[Dataset listings of figures]
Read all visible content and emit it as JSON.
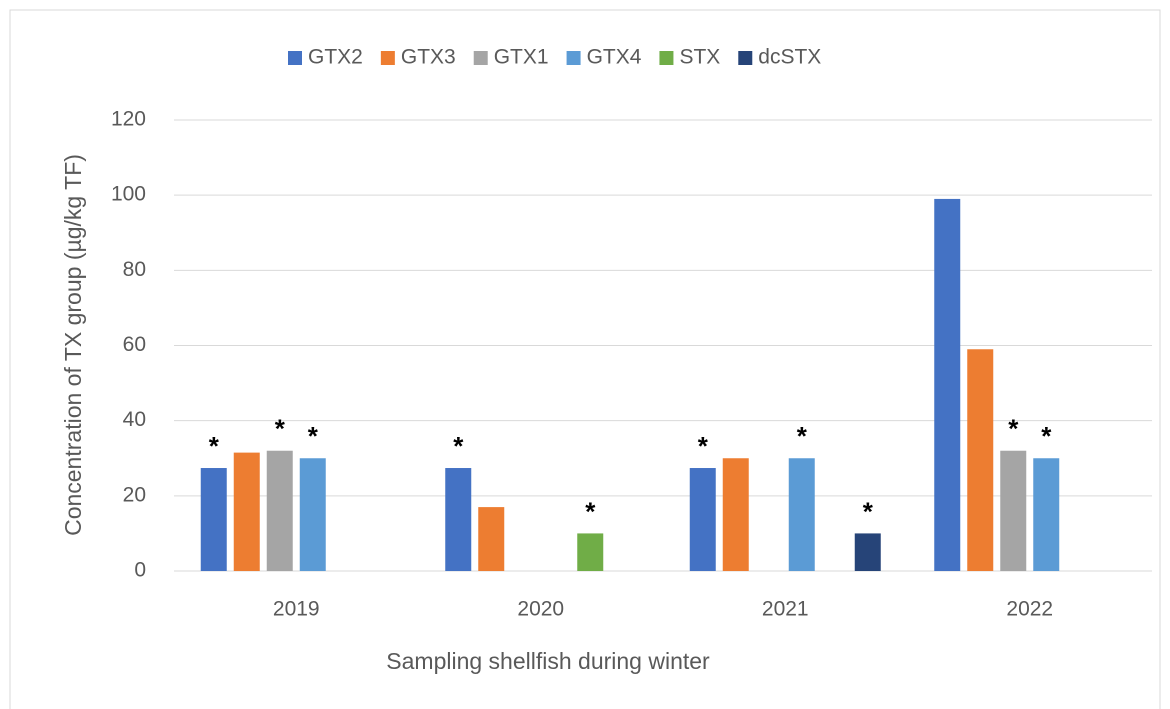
{
  "chart_data": {
    "type": "bar",
    "x_label": "Sampling shellfish during winter",
    "y_label": "Concentration of TX group (µg/kg TF)",
    "categories": [
      "2019",
      "2020",
      "2021",
      "2022"
    ],
    "series": [
      {
        "name": "GTX2",
        "color": "#4472c4",
        "values": [
          27.4,
          27.4,
          27.4,
          99
        ]
      },
      {
        "name": "GTX3",
        "color": "#ed7d31",
        "values": [
          31.5,
          17,
          30,
          59
        ]
      },
      {
        "name": "GTX1",
        "color": "#a5a5a5",
        "values": [
          32,
          null,
          null,
          32
        ]
      },
      {
        "name": "GTX4",
        "color": "#5b9bd5",
        "values": [
          30,
          null,
          30,
          30
        ]
      },
      {
        "name": "STX",
        "color": "#70ad47",
        "values": [
          null,
          10,
          null,
          null
        ]
      },
      {
        "name": "dcSTX",
        "color": "#264478",
        "values": [
          null,
          null,
          10,
          null
        ]
      }
    ],
    "annotations": [
      {
        "text": "*",
        "series": 0,
        "category": 0
      },
      {
        "text": "*",
        "series": 2,
        "category": 0
      },
      {
        "text": "*",
        "series": 3,
        "category": 0
      },
      {
        "text": "*",
        "series": 0,
        "category": 1
      },
      {
        "text": "*",
        "series": 4,
        "category": 1
      },
      {
        "text": "*",
        "series": 0,
        "category": 2
      },
      {
        "text": "*",
        "series": 3,
        "category": 2
      },
      {
        "text": "*",
        "series": 5,
        "category": 2
      },
      {
        "text": "*",
        "series": 2,
        "category": 3
      },
      {
        "text": "*",
        "series": 3,
        "category": 3
      }
    ],
    "ylim": [
      0,
      120
    ],
    "yticks": [
      0,
      20,
      40,
      60,
      80,
      100,
      120
    ],
    "grid": true,
    "legend": "top"
  }
}
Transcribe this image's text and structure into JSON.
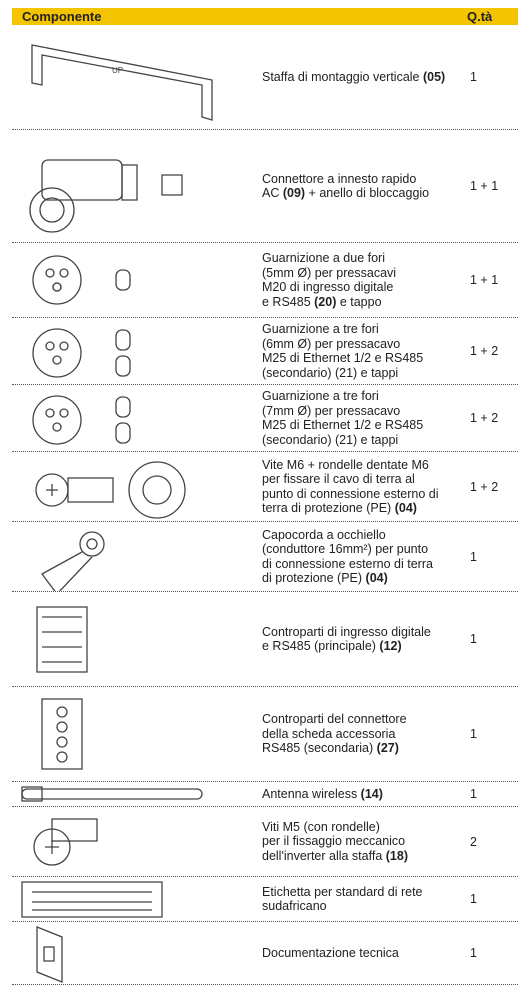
{
  "header": {
    "component": "Componente",
    "quantity": "Q.tà"
  },
  "rows": [
    {
      "lines": [
        [
          "Staffa di montaggio verticale ",
          {
            "text": "(05)",
            "bold": true
          }
        ]
      ],
      "quantity": "1"
    },
    {
      "lines": [
        [
          "Connettore a innesto rapido"
        ],
        [
          "AC ",
          {
            "text": "(09)",
            "bold": true
          },
          " + anello di bloccaggio"
        ]
      ],
      "quantity": "1 + 1"
    },
    {
      "lines": [
        [
          "Guarnizione a due fori"
        ],
        [
          "(5mm Ø) per pressacavi"
        ],
        [
          "M20 di ingresso digitale"
        ],
        [
          "e RS485 ",
          {
            "text": "(20)",
            "bold": true
          },
          " e tappo"
        ]
      ],
      "quantity": "1 + 1"
    },
    {
      "lines": [
        [
          "Guarnizione a tre fori"
        ],
        [
          "(6mm Ø) per pressacavo"
        ],
        [
          "M25 di Ethernet 1/2 e RS485"
        ],
        [
          "(secondario) (21) e tappi"
        ]
      ],
      "quantity": "1 + 2"
    },
    {
      "lines": [
        [
          "Guarnizione a tre fori"
        ],
        [
          "(7mm Ø) per pressacavo"
        ],
        [
          "M25 di Ethernet 1/2 e RS485"
        ],
        [
          "(secondario) (21) e tappi"
        ]
      ],
      "quantity": "1 + 2"
    },
    {
      "lines": [
        [
          "Vite M6 + rondelle dentate M6"
        ],
        [
          "per fissare il cavo di terra al"
        ],
        [
          "punto di connessione esterno di"
        ],
        [
          "terra di protezione (PE) ",
          {
            "text": "(04)",
            "bold": true
          }
        ]
      ],
      "quantity": "1 + 2"
    },
    {
      "lines": [
        [
          "Capocorda a occhiello"
        ],
        [
          "(conduttore 16mm²) per punto"
        ],
        [
          "di connessione esterno di terra"
        ],
        [
          "di protezione (PE) ",
          {
            "text": "(04)",
            "bold": true
          }
        ]
      ],
      "quantity": "1"
    },
    {
      "lines": [
        [
          "Controparti di ingresso digitale"
        ],
        [
          "e RS485 (principale) ",
          {
            "text": "(12)",
            "bold": true
          }
        ]
      ],
      "quantity": "1"
    },
    {
      "lines": [
        [
          "Controparti del connettore"
        ],
        [
          "della scheda accessoria"
        ],
        [
          "RS485 (secondaria) ",
          {
            "text": "(27)",
            "bold": true
          }
        ]
      ],
      "quantity": "1"
    },
    {
      "lines": [
        [
          "Antenna wireless ",
          {
            "text": "(14)",
            "bold": true
          }
        ]
      ],
      "quantity": "1"
    },
    {
      "lines": [
        [
          "Viti M5 (con rondelle)"
        ],
        [
          "per il fissaggio meccanico"
        ],
        [
          "dell'inverter alla staffa ",
          {
            "text": "(18)",
            "bold": true
          }
        ]
      ],
      "quantity": "2"
    },
    {
      "lines": [
        [
          "Etichetta per standard di rete"
        ],
        [
          "sudafricano"
        ]
      ],
      "quantity": "1"
    },
    {
      "lines": [
        [
          "Documentazione tecnica"
        ]
      ],
      "quantity": "1"
    }
  ]
}
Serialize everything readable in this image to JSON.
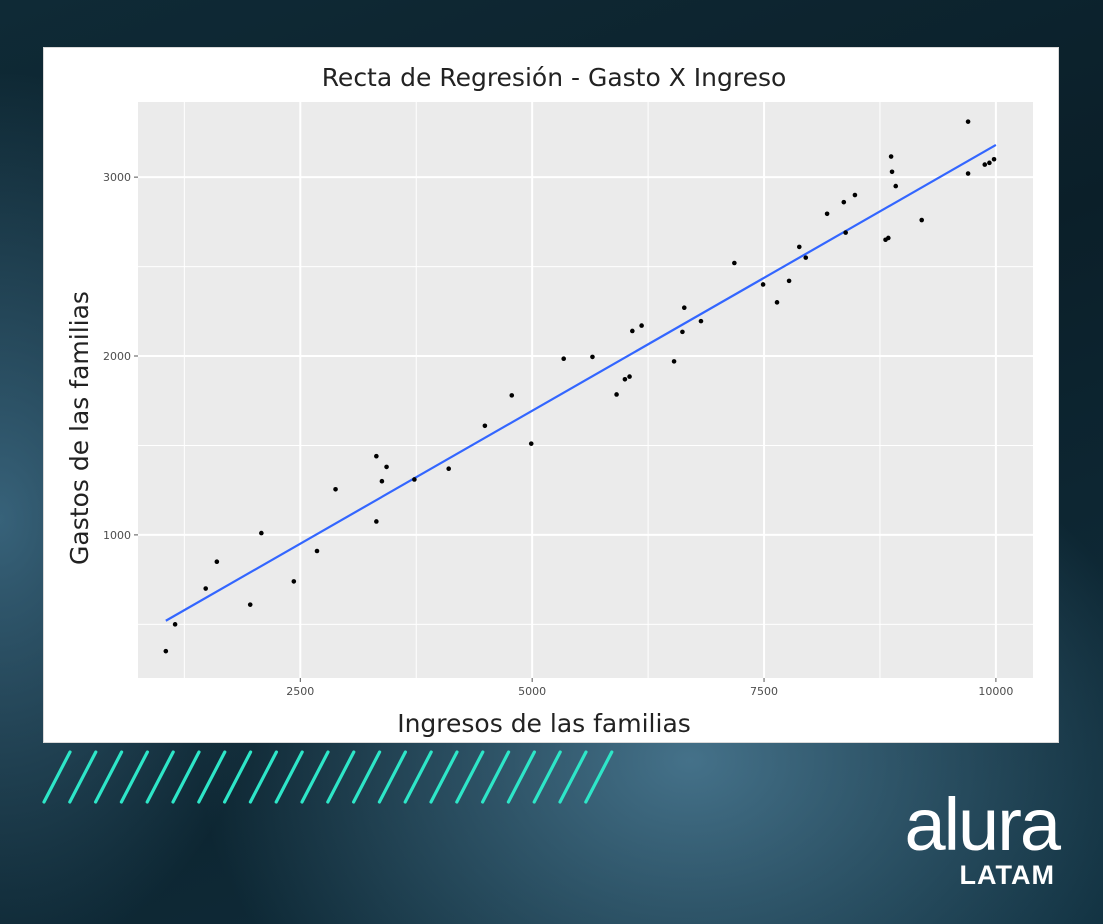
{
  "chart_data": {
    "type": "scatter",
    "title": "Recta de Regresión - Gasto X Ingreso",
    "xlabel": "Ingresos de las familias",
    "ylabel": "Gastos de las familias",
    "xlim": [
      750,
      10400
    ],
    "ylim": [
      200,
      3420
    ],
    "x_ticks": [
      2500,
      5000,
      7500,
      10000
    ],
    "y_ticks": [
      1000,
      2000,
      3000
    ],
    "grid": true,
    "legend": "none",
    "points": [
      {
        "x": 1050,
        "y": 350
      },
      {
        "x": 1150,
        "y": 500
      },
      {
        "x": 1480,
        "y": 700
      },
      {
        "x": 1600,
        "y": 850
      },
      {
        "x": 1960,
        "y": 610
      },
      {
        "x": 2080,
        "y": 1010
      },
      {
        "x": 2430,
        "y": 740
      },
      {
        "x": 2680,
        "y": 910
      },
      {
        "x": 2880,
        "y": 1255
      },
      {
        "x": 3320,
        "y": 1440
      },
      {
        "x": 3320,
        "y": 1075
      },
      {
        "x": 3380,
        "y": 1300
      },
      {
        "x": 3430,
        "y": 1380
      },
      {
        "x": 3730,
        "y": 1310
      },
      {
        "x": 4100,
        "y": 1370
      },
      {
        "x": 4490,
        "y": 1610
      },
      {
        "x": 4780,
        "y": 1780
      },
      {
        "x": 4990,
        "y": 1510
      },
      {
        "x": 5340,
        "y": 1985
      },
      {
        "x": 5650,
        "y": 1995
      },
      {
        "x": 5910,
        "y": 1785
      },
      {
        "x": 6000,
        "y": 1870
      },
      {
        "x": 6050,
        "y": 1885
      },
      {
        "x": 6080,
        "y": 2140
      },
      {
        "x": 6180,
        "y": 2170
      },
      {
        "x": 6530,
        "y": 1970
      },
      {
        "x": 6620,
        "y": 2135
      },
      {
        "x": 6640,
        "y": 2270
      },
      {
        "x": 6820,
        "y": 2195
      },
      {
        "x": 7180,
        "y": 2520
      },
      {
        "x": 7490,
        "y": 2400
      },
      {
        "x": 7640,
        "y": 2300
      },
      {
        "x": 7770,
        "y": 2420
      },
      {
        "x": 7880,
        "y": 2610
      },
      {
        "x": 7950,
        "y": 2550
      },
      {
        "x": 8180,
        "y": 2795
      },
      {
        "x": 8360,
        "y": 2860
      },
      {
        "x": 8380,
        "y": 2690
      },
      {
        "x": 8480,
        "y": 2900
      },
      {
        "x": 8810,
        "y": 2650
      },
      {
        "x": 8840,
        "y": 2660
      },
      {
        "x": 8870,
        "y": 3115
      },
      {
        "x": 8880,
        "y": 3030
      },
      {
        "x": 8920,
        "y": 2950
      },
      {
        "x": 9200,
        "y": 2760
      },
      {
        "x": 9700,
        "y": 3020
      },
      {
        "x": 9700,
        "y": 3310
      },
      {
        "x": 9880,
        "y": 3070
      },
      {
        "x": 9930,
        "y": 3080
      },
      {
        "x": 9980,
        "y": 3100
      }
    ],
    "regression_line": {
      "x": [
        1050,
        10000
      ],
      "y": [
        520,
        3180
      ],
      "color": "#3366ff"
    },
    "point_color": "#000000",
    "panel_color": "#ebebeb",
    "grid_color": "#ffffff"
  },
  "branding": {
    "logo_word": "alura",
    "logo_sub": "LATAM",
    "stripe_color": "#2ee6c8"
  }
}
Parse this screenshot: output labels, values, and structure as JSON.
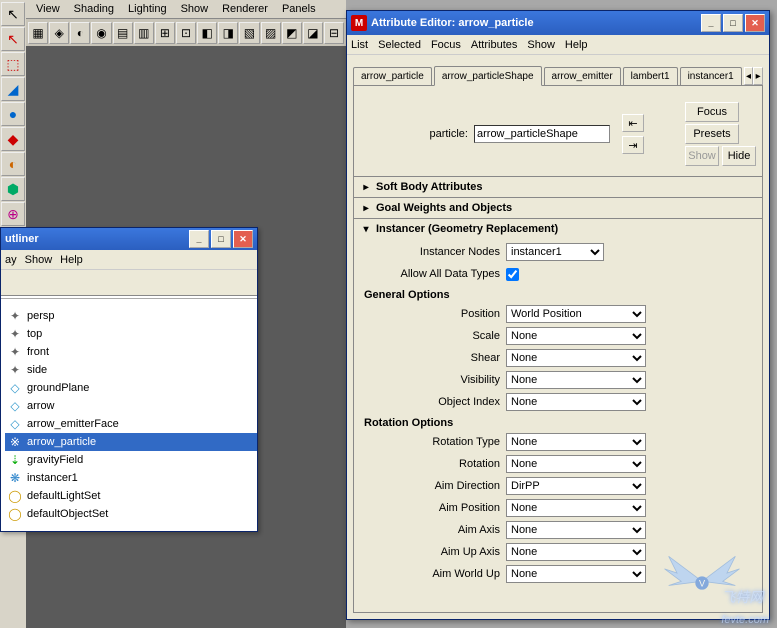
{
  "viewport_menu": [
    "View",
    "Shading",
    "Lighting",
    "Show",
    "Renderer",
    "Panels"
  ],
  "shelf_icons": [
    "▦",
    "◈",
    "◐",
    "◉",
    "▤",
    "▥",
    "⊞",
    "⊡",
    "◧",
    "◨",
    "▧",
    "▨",
    "◩",
    "◪",
    "⊟"
  ],
  "left_tools": [
    "↖",
    "↖",
    "⬚",
    "◢",
    "●",
    "◆",
    "◐",
    "⬢",
    "⊕"
  ],
  "left_tool_colors": [
    "#000",
    "#c00",
    "#c00",
    "#06c",
    "#06c",
    "#c00",
    "#c60",
    "#0a6",
    "#b08"
  ],
  "outliner": {
    "title": "utliner",
    "menu": [
      "ay",
      "Show",
      "Help"
    ],
    "items": [
      {
        "icon": "✦",
        "label": "persp",
        "color": "#666"
      },
      {
        "icon": "✦",
        "label": "top",
        "color": "#666"
      },
      {
        "icon": "✦",
        "label": "front",
        "color": "#666"
      },
      {
        "icon": "✦",
        "label": "side",
        "color": "#666"
      },
      {
        "icon": "◇",
        "label": "groundPlane",
        "color": "#39c"
      },
      {
        "icon": "◇",
        "label": "arrow",
        "color": "#39c"
      },
      {
        "icon": "◇",
        "label": "arrow_emitterFace",
        "color": "#39c"
      },
      {
        "icon": "※",
        "label": "arrow_particle",
        "color": "#3a6",
        "selected": true
      },
      {
        "icon": "⇣",
        "label": "gravityField",
        "color": "#0a0"
      },
      {
        "icon": "❋",
        "label": "instancer1",
        "color": "#38c"
      },
      {
        "icon": "◯",
        "label": "defaultLightSet",
        "color": "#c90"
      },
      {
        "icon": "◯",
        "label": "defaultObjectSet",
        "color": "#c90"
      }
    ]
  },
  "attr_editor": {
    "title": "Attribute Editor: arrow_particle",
    "menu": [
      "List",
      "Selected",
      "Focus",
      "Attributes",
      "Show",
      "Help"
    ],
    "tabs": [
      "arrow_particle",
      "arrow_particleShape",
      "arrow_emitter",
      "lambert1",
      "instancer1"
    ],
    "active_tab": 1,
    "particle_label": "particle:",
    "particle_value": "arrow_particleShape",
    "btn_focus": "Focus",
    "btn_presets": "Presets",
    "btn_show": "Show",
    "btn_hide": "Hide",
    "sections_collapsed": [
      "Soft Body Attributes",
      "Goal Weights and Objects"
    ],
    "section_open": "Instancer (Geometry Replacement)",
    "instancer_nodes_lbl": "Instancer Nodes",
    "instancer_nodes_val": "instancer1",
    "allow_all_lbl": "Allow All Data Types",
    "allow_all_checked": true,
    "general_head": "General Options",
    "general": [
      {
        "lbl": "Position",
        "val": "World Position"
      },
      {
        "lbl": "Scale",
        "val": "None"
      },
      {
        "lbl": "Shear",
        "val": "None"
      },
      {
        "lbl": "Visibility",
        "val": "None"
      },
      {
        "lbl": "Object Index",
        "val": "None"
      }
    ],
    "rotation_head": "Rotation Options",
    "rotation": [
      {
        "lbl": "Rotation Type",
        "val": "None"
      },
      {
        "lbl": "Rotation",
        "val": "None"
      },
      {
        "lbl": "Aim Direction",
        "val": "DirPP"
      },
      {
        "lbl": "Aim Position",
        "val": "None"
      },
      {
        "lbl": "Aim Axis",
        "val": "None"
      },
      {
        "lbl": "Aim Up Axis",
        "val": "None"
      },
      {
        "lbl": "Aim World Up",
        "val": "None"
      }
    ]
  },
  "watermark": "fevte.com",
  "watermark_cn": "飞特网"
}
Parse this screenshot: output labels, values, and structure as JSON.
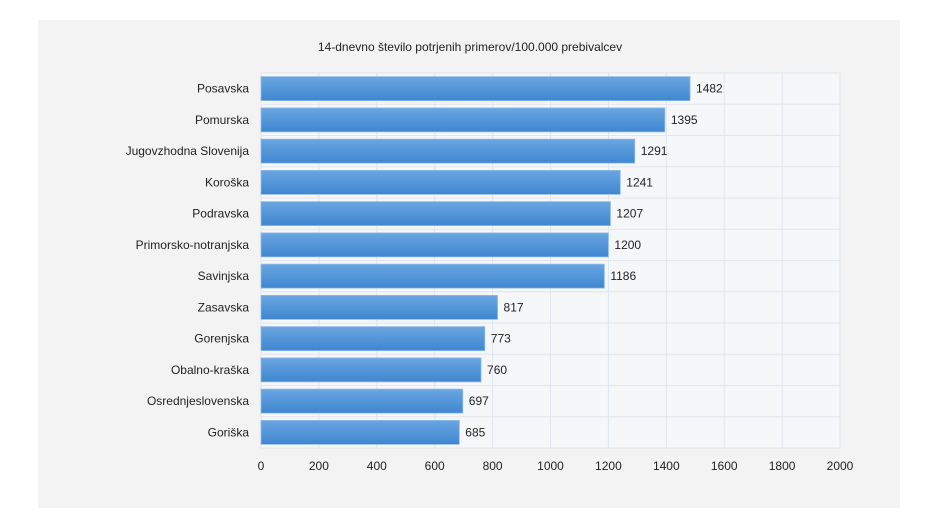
{
  "chart_data": {
    "type": "bar",
    "orientation": "horizontal",
    "title": "14-dnevno število potrjenih primerov/100.000 prebivalcev",
    "xlabel": "",
    "ylabel": "",
    "xlim": [
      0,
      2000
    ],
    "xticks": [
      0,
      200,
      400,
      600,
      800,
      1000,
      1200,
      1400,
      1600,
      1800,
      2000
    ],
    "grid": true,
    "bar_color": "#4a90d9",
    "categories": [
      "Posavska",
      "Pomurska",
      "Jugovzhodna Slovenija",
      "Koroška",
      "Podravska",
      "Primorsko-notranjska",
      "Savinjska",
      "Zasavska",
      "Gorenjska",
      "Obalno-kraška",
      "Osrednjeslovenska",
      "Goriška"
    ],
    "values": [
      1482,
      1395,
      1291,
      1241,
      1207,
      1200,
      1186,
      817,
      773,
      760,
      697,
      685
    ]
  }
}
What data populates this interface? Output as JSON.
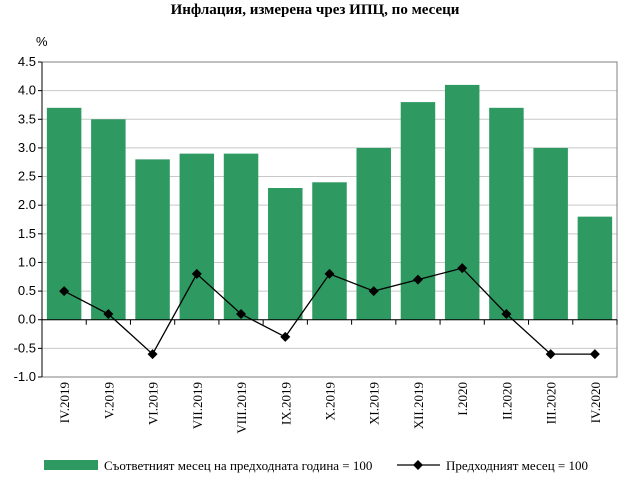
{
  "chart_data": {
    "type": "bar",
    "title": "Инфлация, измерена чрез ИПЦ, по месеци",
    "ylabel": "%",
    "ylim": [
      -1.0,
      4.5
    ],
    "yticks": [
      "4.5",
      "4.0",
      "3.5",
      "3.0",
      "2.5",
      "2.0",
      "1.5",
      "1.0",
      "0.5",
      "0.0",
      "-0.5",
      "-1.0"
    ],
    "grid": true,
    "legend_position": "bottom",
    "categories": [
      "IV.2019",
      "V.2019",
      "VI.2019",
      "VII.2019",
      "VIII.2019",
      "IX.2019",
      "X.2019",
      "XI.2019",
      "XII.2019",
      "I.2020",
      "II.2020",
      "III.2020",
      "IV.2020"
    ],
    "series": [
      {
        "name": "Съответният месец на предходната година = 100",
        "kind": "bar",
        "color": "#2e9a62",
        "values": [
          3.7,
          3.5,
          2.8,
          2.9,
          2.9,
          2.3,
          2.4,
          3.0,
          3.8,
          4.1,
          3.7,
          3.0,
          1.8
        ]
      },
      {
        "name": "Предходният месец = 100",
        "kind": "line",
        "color": "#000000",
        "values": [
          0.5,
          0.1,
          -0.6,
          0.8,
          0.1,
          -0.3,
          0.8,
          0.5,
          0.7,
          0.9,
          0.1,
          -0.6,
          -0.6
        ]
      }
    ]
  }
}
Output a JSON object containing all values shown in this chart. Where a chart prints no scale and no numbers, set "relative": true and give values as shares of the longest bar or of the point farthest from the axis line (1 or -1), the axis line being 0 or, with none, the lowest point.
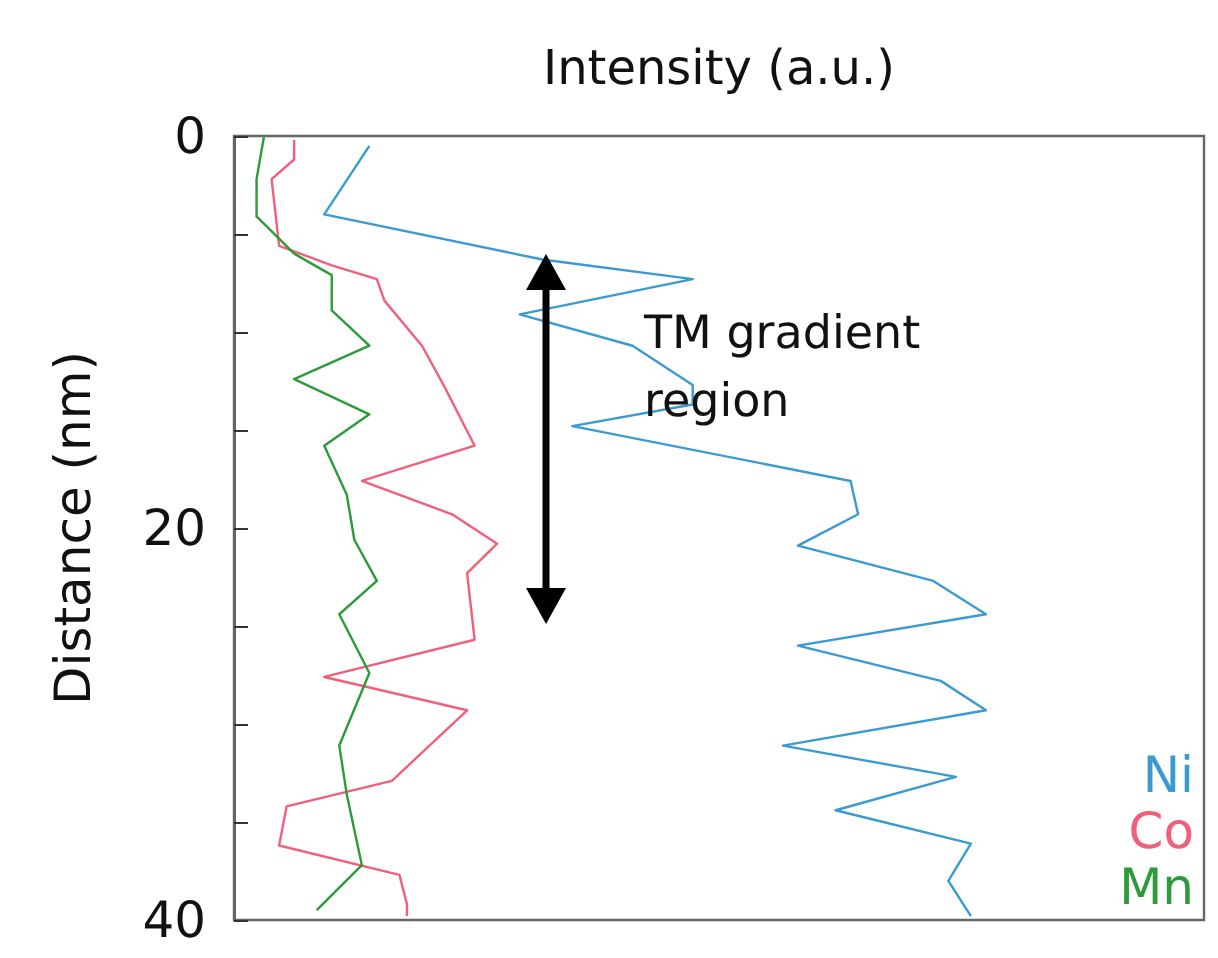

[To be done] Where does the word "rondelle" appear in the listing? List each line that holds it.

[Solution for this exercise]
          "Vite M6 + rondelle dentate M6"
          "Viti M5 (con rondelle)"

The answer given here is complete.